Entries from a dataset:
········

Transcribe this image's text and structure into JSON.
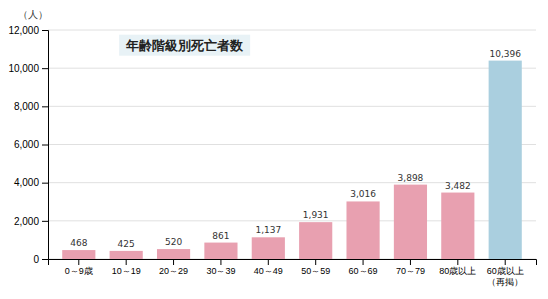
{
  "chart_data": {
    "type": "bar",
    "title": "年齢階級別死亡者数",
    "ylabel": "（人）",
    "categories": [
      "0～9歳",
      "10～19",
      "20～29",
      "30～39",
      "40～49",
      "50～59",
      "60～69",
      "70～79",
      "80歳以上",
      "60歳以上\n（再掲）"
    ],
    "values": [
      468,
      425,
      520,
      861,
      1137,
      1931,
      3016,
      3898,
      3482,
      10396
    ],
    "value_labels": [
      "468",
      "425",
      "520",
      "861",
      "1,137",
      "1,931",
      "3,016",
      "3,898",
      "3,482",
      "10,396"
    ],
    "colors": [
      "#e8a0b0",
      "#e8a0b0",
      "#e8a0b0",
      "#e8a0b0",
      "#e8a0b0",
      "#e8a0b0",
      "#e8a0b0",
      "#e8a0b0",
      "#e8a0b0",
      "#aacfdf"
    ],
    "ylim": [
      0,
      12000
    ],
    "yticks": [
      0,
      {
        "value": 2000,
        "label": "2,000"
      },
      {
        "value": 4000,
        "label": "4,000"
      },
      {
        "value": 6000,
        "label": "6,000"
      },
      {
        "value": 8000,
        "label": "8,000"
      },
      {
        "value": 10000,
        "label": "10,000"
      },
      {
        "value": 12000,
        "label": "12,000"
      }
    ],
    "grid": true,
    "data_labels": true
  }
}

········

Given request => Drop the images and repeat the data exactly.

Response below =>
Transcribe this image's text and structure into JSON.
{
  "chart_data": {
    "type": "bar",
    "title": "年齢階級別死亡者数",
    "ylabel": "（人）",
    "categories": [
      "0～9歳",
      "10～19",
      "20～29",
      "30～39",
      "40～49",
      "50～59",
      "60～69",
      "70～79",
      "80歳以上",
      "60歳以上\n（再掲）"
    ],
    "values": [
      468,
      425,
      520,
      861,
      1137,
      1931,
      3016,
      3898,
      3482,
      10396
    ],
    "value_labels": [
      "468",
      "425",
      "520",
      "861",
      "1,137",
      "1,931",
      "3,016",
      "3,898",
      "3,482",
      "10,396"
    ],
    "colors": [
      "#e8a0b0",
      "#e8a0b0",
      "#e8a0b0",
      "#e8a0b0",
      "#e8a0b0",
      "#e8a0b0",
      "#e8a0b0",
      "#e8a0b0",
      "#e8a0b0",
      "#aacfdf"
    ],
    "ylim": [
      0,
      12000
    ],
    "yticks": [
      0,
      {
        "value": 2000,
        "label": "2,000"
      },
      {
        "value": 4000,
        "label": "4,000"
      },
      {
        "value": 6000,
        "label": "6,000"
      },
      {
        "value": 8000,
        "label": "8,000"
      },
      {
        "value": 10000,
        "label": "10,000"
      },
      {
        "value": 12000,
        "label": "12,000"
      }
    ],
    "grid": true,
    "data_labels": true
  }
}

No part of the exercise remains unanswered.